> _Requirement_:
Please repeat the lines below, swapping "body-line" for "text-line" everywhere it occurs and leaving everything else unchanged.

## START

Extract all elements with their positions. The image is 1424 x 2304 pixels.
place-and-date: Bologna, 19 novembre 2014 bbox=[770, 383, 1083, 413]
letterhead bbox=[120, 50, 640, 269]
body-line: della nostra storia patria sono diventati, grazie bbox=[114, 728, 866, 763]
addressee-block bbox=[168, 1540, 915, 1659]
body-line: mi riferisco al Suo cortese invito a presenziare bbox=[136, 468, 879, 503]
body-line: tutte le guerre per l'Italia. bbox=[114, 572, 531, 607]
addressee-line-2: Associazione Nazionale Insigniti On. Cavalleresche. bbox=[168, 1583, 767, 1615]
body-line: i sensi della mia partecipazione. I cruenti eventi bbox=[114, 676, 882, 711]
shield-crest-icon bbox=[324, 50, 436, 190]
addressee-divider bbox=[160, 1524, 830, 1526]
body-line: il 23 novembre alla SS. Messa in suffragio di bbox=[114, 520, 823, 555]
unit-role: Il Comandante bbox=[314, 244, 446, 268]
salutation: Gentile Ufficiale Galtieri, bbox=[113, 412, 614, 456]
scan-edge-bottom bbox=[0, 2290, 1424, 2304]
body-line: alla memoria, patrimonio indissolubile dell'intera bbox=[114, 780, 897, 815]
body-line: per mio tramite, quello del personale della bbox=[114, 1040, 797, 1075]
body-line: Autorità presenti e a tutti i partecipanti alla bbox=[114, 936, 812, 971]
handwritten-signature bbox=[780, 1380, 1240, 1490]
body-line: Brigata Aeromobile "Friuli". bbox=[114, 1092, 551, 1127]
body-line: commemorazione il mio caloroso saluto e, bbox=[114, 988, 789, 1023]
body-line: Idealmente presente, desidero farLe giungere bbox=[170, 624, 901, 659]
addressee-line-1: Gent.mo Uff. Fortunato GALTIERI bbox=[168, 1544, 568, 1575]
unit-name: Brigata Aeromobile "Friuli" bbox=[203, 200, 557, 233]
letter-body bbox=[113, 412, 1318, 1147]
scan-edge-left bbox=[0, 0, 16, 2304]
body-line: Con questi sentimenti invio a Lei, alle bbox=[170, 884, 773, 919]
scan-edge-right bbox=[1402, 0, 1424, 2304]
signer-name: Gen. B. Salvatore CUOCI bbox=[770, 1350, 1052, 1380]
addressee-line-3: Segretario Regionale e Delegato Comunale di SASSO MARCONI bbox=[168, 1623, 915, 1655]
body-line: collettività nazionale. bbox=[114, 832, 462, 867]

## END

> _Solution for this exercise_:
Extract all elements with their positions. The image is 1424 x 2304 pixels.
place-and-date: Bologna, 19 novembre 2014 bbox=[770, 383, 1083, 413]
letterhead bbox=[120, 50, 640, 269]
text-line: della nostra storia patria sono diventati, grazie bbox=[114, 728, 866, 763]
addressee-block bbox=[168, 1540, 915, 1659]
text-line: mi riferisco al Suo cortese invito a presenziare bbox=[136, 468, 879, 503]
text-line: tutte le guerre per l'Italia. bbox=[114, 572, 531, 607]
addressee-line-2: Associazione Nazionale Insigniti On. Cavalleresche. bbox=[168, 1583, 767, 1615]
text-line: i sensi della mia partecipazione. I cruenti eventi bbox=[114, 676, 882, 711]
shield-crest-icon bbox=[324, 50, 436, 190]
addressee-divider bbox=[160, 1524, 830, 1526]
text-line: il 23 novembre alla SS. Messa in suffragio di bbox=[114, 520, 823, 555]
unit-role: Il Comandante bbox=[314, 244, 446, 268]
salutation: Gentile Ufficiale Galtieri, bbox=[113, 412, 614, 456]
scan-edge-bottom bbox=[0, 2290, 1424, 2304]
text-line: alla memoria, patrimonio indissolubile dell'intera bbox=[114, 780, 897, 815]
text-line: per mio tramite, quello del personale della bbox=[114, 1040, 797, 1075]
text-line: Autorità presenti e a tutti i partecipanti alla bbox=[114, 936, 812, 971]
handwritten-signature bbox=[780, 1380, 1240, 1490]
text-line: Brigata Aeromobile "Friuli". bbox=[114, 1092, 551, 1127]
text-line: commemorazione il mio caloroso saluto e, bbox=[114, 988, 789, 1023]
text-line: Idealmente presente, desidero farLe giungere bbox=[170, 624, 901, 659]
addressee-line-1: Gent.mo Uff. Fortunato GALTIERI bbox=[168, 1544, 568, 1575]
unit-name: Brigata Aeromobile "Friuli" bbox=[203, 200, 557, 233]
letter-body bbox=[113, 412, 1318, 1147]
scan-edge-left bbox=[0, 0, 16, 2304]
text-line: Con questi sentimenti invio a Lei, alle bbox=[170, 884, 773, 919]
scan-edge-right bbox=[1402, 0, 1424, 2304]
signer-name: Gen. B. Salvatore CUOCI bbox=[770, 1350, 1052, 1380]
addressee-line-3: Segretario Regionale e Delegato Comunale di SASSO MARCONI bbox=[168, 1623, 915, 1655]
text-line: collettività nazionale. bbox=[114, 832, 462, 867]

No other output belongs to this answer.